What is expected: Return the full listing exactly as it is written.

Part of a data file:
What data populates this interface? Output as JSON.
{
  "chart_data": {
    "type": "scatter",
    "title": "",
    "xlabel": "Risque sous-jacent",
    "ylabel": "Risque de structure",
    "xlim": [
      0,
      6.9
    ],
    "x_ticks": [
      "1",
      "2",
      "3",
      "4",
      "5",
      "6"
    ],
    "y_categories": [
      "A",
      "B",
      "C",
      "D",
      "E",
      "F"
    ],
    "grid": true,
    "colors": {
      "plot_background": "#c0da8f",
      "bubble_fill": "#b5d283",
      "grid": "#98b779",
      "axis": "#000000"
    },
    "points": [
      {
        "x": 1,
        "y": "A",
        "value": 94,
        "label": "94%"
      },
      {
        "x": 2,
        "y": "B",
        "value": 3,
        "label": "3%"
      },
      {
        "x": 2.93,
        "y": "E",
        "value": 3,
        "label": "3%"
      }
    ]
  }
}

Task answer:
What data populates this interface? Output as JSON.
{
  "chart_data": {
    "type": "scatter",
    "title": "",
    "xlabel": "Risque sous-jacent",
    "ylabel": "Risque de structure",
    "xlim": [
      0,
      6.9
    ],
    "x_ticks": [
      "1",
      "2",
      "3",
      "4",
      "5",
      "6"
    ],
    "y_categories": [
      "A",
      "B",
      "C",
      "D",
      "E",
      "F"
    ],
    "grid": true,
    "colors": {
      "plot_background": "#c0da8f",
      "bubble_fill": "#b5d283",
      "grid": "#98b779",
      "axis": "#000000"
    },
    "points": [
      {
        "x": 1,
        "y": "A",
        "value": 94,
        "label": "94%"
      },
      {
        "x": 2,
        "y": "B",
        "value": 3,
        "label": "3%"
      },
      {
        "x": 2.93,
        "y": "E",
        "value": 3,
        "label": "3%"
      }
    ]
  }
}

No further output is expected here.